**AIM OF THE EXERCISE**
Review the listing and copy each line that holds the word "上单调递增".

[Data items]
———

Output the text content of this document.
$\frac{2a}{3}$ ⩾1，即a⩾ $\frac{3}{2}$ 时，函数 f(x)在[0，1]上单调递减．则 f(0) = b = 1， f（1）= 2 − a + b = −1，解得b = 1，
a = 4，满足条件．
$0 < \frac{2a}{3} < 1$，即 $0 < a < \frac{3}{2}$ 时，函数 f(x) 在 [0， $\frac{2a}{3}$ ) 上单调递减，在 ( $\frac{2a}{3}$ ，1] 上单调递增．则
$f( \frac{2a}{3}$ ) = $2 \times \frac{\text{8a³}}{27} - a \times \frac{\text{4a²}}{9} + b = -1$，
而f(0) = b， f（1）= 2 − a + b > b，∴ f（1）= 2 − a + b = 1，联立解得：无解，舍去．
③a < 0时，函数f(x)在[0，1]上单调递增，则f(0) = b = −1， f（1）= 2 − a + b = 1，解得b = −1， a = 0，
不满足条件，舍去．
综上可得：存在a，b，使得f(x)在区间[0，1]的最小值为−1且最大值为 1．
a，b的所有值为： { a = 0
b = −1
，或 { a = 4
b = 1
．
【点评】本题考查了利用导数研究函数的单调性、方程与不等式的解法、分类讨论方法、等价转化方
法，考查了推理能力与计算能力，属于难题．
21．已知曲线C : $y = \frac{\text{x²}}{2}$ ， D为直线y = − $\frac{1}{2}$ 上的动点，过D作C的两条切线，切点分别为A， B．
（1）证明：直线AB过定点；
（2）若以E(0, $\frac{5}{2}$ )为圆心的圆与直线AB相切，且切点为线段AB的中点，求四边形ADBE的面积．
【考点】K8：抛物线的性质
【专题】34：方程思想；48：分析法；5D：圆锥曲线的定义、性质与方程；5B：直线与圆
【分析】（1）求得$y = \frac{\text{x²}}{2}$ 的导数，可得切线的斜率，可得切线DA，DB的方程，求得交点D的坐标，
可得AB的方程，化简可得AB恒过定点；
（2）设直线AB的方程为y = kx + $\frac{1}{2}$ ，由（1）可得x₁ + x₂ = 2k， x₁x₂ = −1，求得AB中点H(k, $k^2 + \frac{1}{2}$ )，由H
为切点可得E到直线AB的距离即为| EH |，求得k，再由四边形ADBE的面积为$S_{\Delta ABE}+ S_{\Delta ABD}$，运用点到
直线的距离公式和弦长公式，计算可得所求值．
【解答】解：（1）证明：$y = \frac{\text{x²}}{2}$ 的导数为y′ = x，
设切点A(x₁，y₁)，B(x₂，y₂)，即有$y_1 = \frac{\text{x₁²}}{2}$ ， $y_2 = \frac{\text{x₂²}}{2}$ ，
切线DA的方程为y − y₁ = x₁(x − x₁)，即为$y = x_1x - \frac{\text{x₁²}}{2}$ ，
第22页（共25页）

———

**ANSWER TO THE EXERCISE**
$0 < \frac{2a}{3} < 1$，即 $0 < a < \frac{3}{2}$ 时，函数 f(x) 在 [0， $\frac{2a}{3}$ ) 上单调递减，在 ( $\frac{2a}{3}$ ，1] 上单调递增．则
③a < 0时，函数f(x)在[0，1]上单调递增，则f(0) = b = −1， f（1）= 2 − a + b = 1，解得b = −1， a = 0，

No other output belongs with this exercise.